**DATASET RECORDS:**
-=-=-
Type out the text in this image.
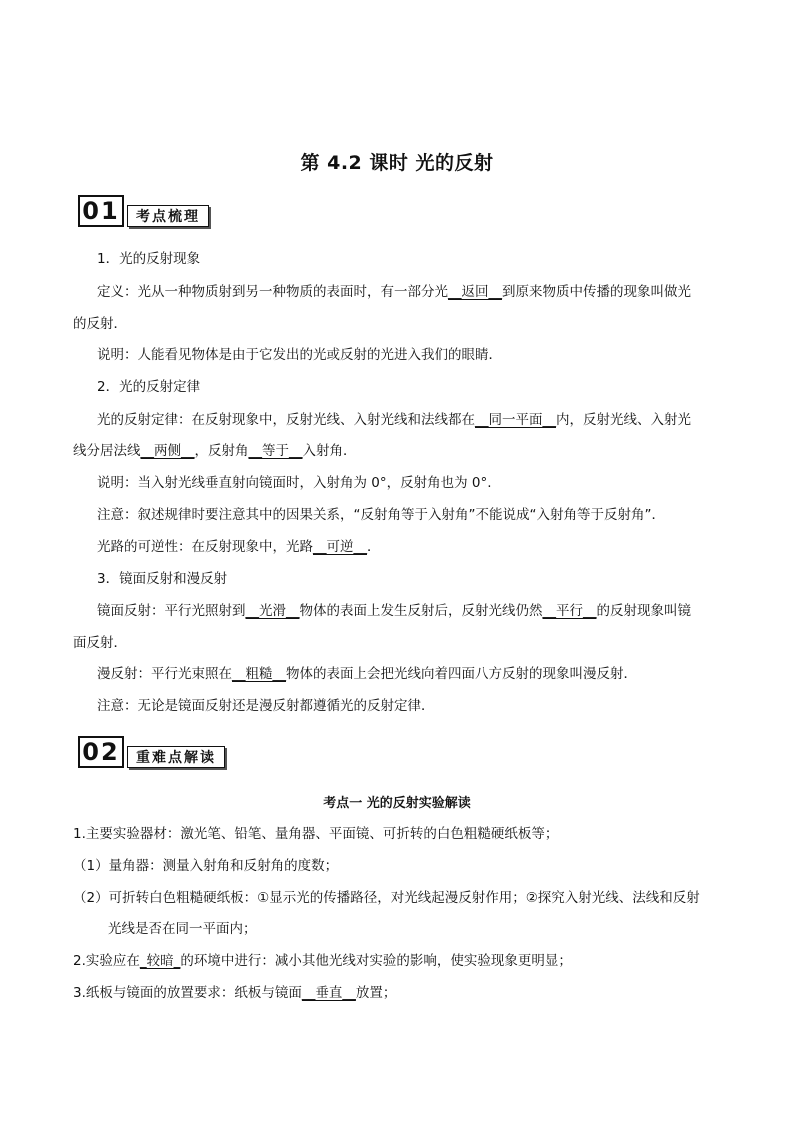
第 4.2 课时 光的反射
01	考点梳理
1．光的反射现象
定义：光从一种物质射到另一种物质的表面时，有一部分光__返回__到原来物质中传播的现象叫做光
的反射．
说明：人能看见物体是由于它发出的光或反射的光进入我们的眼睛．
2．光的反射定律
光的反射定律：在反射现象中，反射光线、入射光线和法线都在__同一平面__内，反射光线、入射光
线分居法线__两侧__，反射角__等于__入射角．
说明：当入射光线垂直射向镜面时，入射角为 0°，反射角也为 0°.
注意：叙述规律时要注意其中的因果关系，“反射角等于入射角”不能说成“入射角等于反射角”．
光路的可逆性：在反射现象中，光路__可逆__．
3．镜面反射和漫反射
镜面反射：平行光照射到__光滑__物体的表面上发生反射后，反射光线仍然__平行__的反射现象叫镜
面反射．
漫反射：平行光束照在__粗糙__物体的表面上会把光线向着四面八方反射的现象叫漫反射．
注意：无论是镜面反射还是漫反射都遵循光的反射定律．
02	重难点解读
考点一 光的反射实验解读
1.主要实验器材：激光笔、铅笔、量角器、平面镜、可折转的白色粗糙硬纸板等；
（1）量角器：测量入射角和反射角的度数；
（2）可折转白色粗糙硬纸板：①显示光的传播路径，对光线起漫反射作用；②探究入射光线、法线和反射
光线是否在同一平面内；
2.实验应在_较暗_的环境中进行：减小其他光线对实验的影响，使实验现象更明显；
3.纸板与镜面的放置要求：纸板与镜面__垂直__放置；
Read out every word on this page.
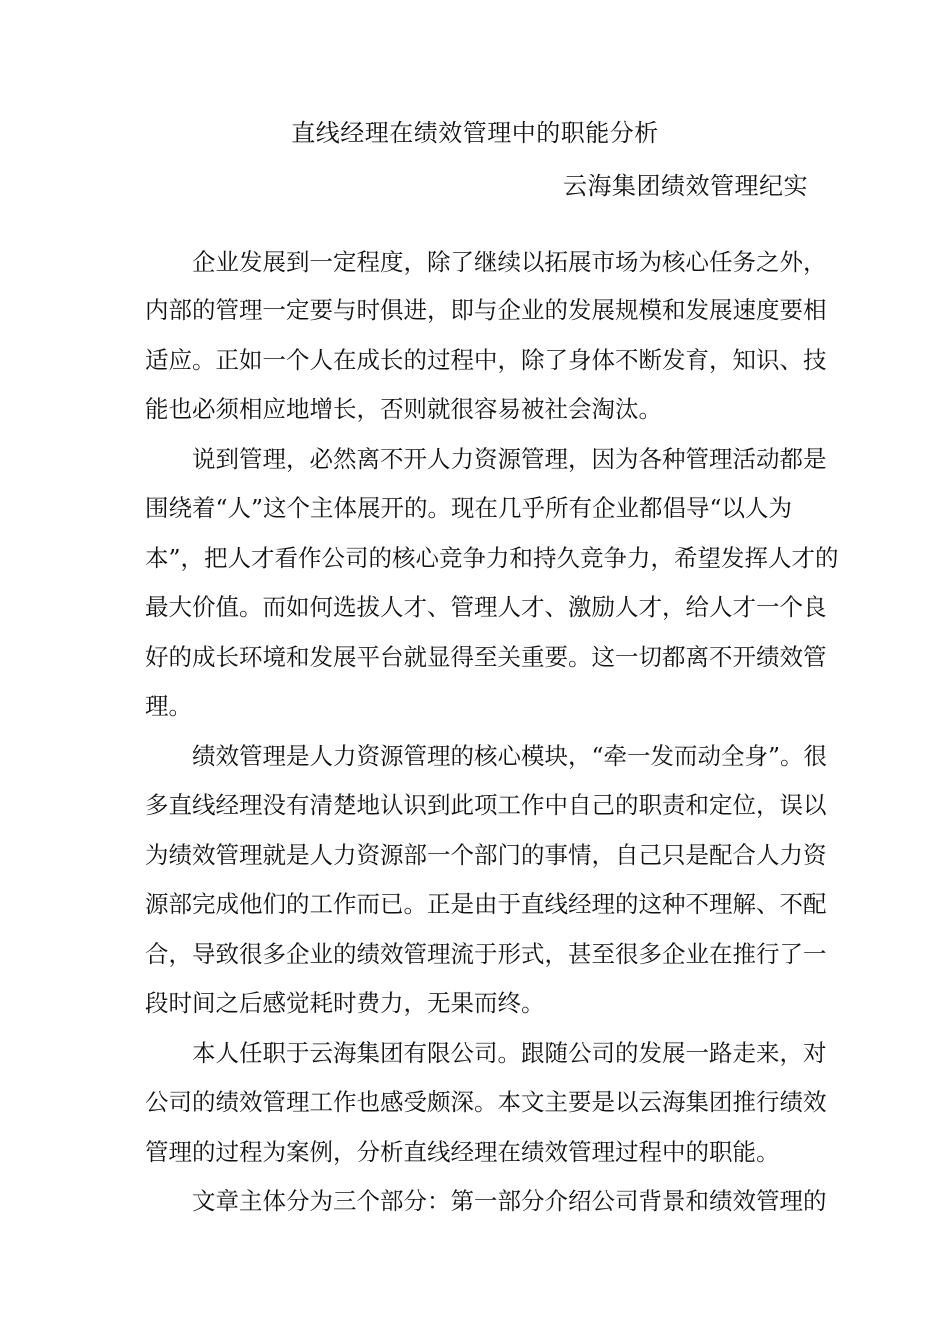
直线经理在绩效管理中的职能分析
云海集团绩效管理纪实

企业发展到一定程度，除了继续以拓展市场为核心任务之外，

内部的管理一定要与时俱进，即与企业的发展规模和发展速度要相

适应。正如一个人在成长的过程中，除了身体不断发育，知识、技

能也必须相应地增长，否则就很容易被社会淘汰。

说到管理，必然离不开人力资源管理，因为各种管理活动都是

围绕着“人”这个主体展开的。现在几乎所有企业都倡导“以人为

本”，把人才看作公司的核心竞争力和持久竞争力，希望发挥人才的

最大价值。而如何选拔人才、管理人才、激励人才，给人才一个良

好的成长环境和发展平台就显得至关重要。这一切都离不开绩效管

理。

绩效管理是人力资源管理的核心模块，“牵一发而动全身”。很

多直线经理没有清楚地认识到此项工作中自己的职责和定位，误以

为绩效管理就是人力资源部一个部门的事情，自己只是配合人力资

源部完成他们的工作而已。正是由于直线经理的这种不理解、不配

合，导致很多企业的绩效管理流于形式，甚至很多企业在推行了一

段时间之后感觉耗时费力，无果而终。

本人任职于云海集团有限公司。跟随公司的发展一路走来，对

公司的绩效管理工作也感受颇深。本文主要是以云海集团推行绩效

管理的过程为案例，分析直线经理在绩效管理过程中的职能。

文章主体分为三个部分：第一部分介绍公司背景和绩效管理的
-=-=-
**EXERCISE:** Find every line above that contains the word "在反射现象中", and return each one.

**SOLUTION TO THIS PROBLEM:**
光的反射定律：在反射现象中，反射光线、入射光线和法线都在__同一平面__内，反射光线、入射光
光路的可逆性：在反射现象中，光路__可逆__．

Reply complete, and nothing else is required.